━━━━━ Working data ━━━━━
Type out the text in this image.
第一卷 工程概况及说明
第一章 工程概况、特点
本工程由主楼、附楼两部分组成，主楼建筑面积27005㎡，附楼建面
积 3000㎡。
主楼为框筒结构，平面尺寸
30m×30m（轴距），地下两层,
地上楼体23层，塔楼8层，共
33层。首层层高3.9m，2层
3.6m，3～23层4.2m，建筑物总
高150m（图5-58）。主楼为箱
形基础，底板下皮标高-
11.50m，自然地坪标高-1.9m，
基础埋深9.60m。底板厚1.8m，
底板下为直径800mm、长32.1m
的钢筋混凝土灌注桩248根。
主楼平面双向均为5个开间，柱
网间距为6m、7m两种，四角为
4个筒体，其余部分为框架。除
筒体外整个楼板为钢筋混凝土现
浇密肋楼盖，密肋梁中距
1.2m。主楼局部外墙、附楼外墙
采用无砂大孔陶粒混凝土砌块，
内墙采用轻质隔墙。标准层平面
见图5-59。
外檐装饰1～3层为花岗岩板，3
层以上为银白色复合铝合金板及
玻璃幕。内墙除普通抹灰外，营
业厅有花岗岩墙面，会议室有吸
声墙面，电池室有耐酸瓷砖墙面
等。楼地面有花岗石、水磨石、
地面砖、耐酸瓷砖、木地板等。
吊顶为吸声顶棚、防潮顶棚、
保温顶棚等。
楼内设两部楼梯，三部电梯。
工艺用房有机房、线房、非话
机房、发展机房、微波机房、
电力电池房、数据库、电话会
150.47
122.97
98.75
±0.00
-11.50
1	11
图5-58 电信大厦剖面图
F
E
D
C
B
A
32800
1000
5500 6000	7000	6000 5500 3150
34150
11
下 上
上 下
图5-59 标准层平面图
━━━━━
Print the entries exactly. Include every one.

Type out the text in this image.
第一卷 工程概况及说明
第一章 工程概况、特点
本工程由主楼、附楼两部分组成，主楼建筑面积27005㎡，附楼建面
积 3000㎡。
主楼为框筒结构，平面尺寸
30m×30m（轴距），地下两层,
地上楼体23层，塔楼8层，共
33层。首层层高3.9m，2层
3.6m，3～23层4.2m，建筑物总
高150m（图5-58）。主楼为箱
形基础，底板下皮标高-
11.50m，自然地坪标高-1.9m，
基础埋深9.60m。底板厚1.8m，
底板下为直径800mm、长32.1m
的钢筋混凝土灌注桩248根。
主楼平面双向均为5个开间，柱
网间距为6m、7m两种，四角为
4个筒体，其余部分为框架。除
筒体外整个楼板为钢筋混凝土现
浇密肋楼盖，密肋梁中距
1.2m。主楼局部外墙、附楼外墙
采用无砂大孔陶粒混凝土砌块，
内墙采用轻质隔墙。标准层平面
见图5-59。
外檐装饰1～3层为花岗岩板，3
层以上为银白色复合铝合金板及
玻璃幕。内墙除普通抹灰外，营
业厅有花岗岩墙面，会议室有吸
声墙面，电池室有耐酸瓷砖墙面
等。楼地面有花岗石、水磨石、
地面砖、耐酸瓷砖、木地板等。
吊顶为吸声顶棚、防潮顶棚、
保温顶棚等。
楼内设两部楼梯，三部电梯。
工艺用房有机房、线房、非话
机房、发展机房、微波机房、
电力电池房、数据库、电话会
150.47
122.97
98.75
±0.00
-11.50
1	11
图5-58 电信大厦剖面图
F
E
D
C
B
A
32800
1000
5500 6000	7000	6000 5500 3150
34150
11
下 上
上 下
图5-59 标准层平面图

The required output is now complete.